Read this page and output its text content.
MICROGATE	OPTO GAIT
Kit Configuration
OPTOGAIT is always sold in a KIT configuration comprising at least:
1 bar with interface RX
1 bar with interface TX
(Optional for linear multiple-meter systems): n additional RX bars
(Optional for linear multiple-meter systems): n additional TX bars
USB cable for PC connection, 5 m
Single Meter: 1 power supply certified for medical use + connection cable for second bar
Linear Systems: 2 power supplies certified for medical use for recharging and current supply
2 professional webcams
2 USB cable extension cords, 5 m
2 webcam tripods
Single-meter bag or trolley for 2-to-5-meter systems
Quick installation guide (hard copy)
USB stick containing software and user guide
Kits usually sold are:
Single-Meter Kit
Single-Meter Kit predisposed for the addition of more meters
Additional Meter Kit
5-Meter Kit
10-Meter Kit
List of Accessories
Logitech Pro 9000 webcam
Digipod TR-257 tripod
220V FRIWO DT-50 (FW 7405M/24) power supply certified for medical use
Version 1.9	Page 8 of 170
================
### WORK TO BE COMPLETED
Can you restate every record above word for word?

### OUTPUT FOR THIS EXERCISE
Read this page and output its text content.
MICROGATE	OPTO GAIT
Kit Configuration
OPTOGAIT is always sold in a KIT configuration comprising at least:
1 bar with interface RX
1 bar with interface TX
(Optional for linear multiple-meter systems): n additional RX bars
(Optional for linear multiple-meter systems): n additional TX bars
USB cable for PC connection, 5 m
Single Meter: 1 power supply certified for medical use + connection cable for second bar
Linear Systems: 2 power supplies certified for medical use for recharging and current supply
2 professional webcams
2 USB cable extension cords, 5 m
2 webcam tripods
Single-meter bag or trolley for 2-to-5-meter systems
Quick installation guide (hard copy)
USB stick containing software and user guide
Kits usually sold are:
Single-Meter Kit
Single-Meter Kit predisposed for the addition of more meters
Additional Meter Kit
5-Meter Kit
10-Meter Kit
List of Accessories
Logitech Pro 9000 webcam
Digipod TR-257 tripod
220V FRIWO DT-50 (FW 7405M/24) power supply certified for medical use
Version 1.9	Page 8 of 170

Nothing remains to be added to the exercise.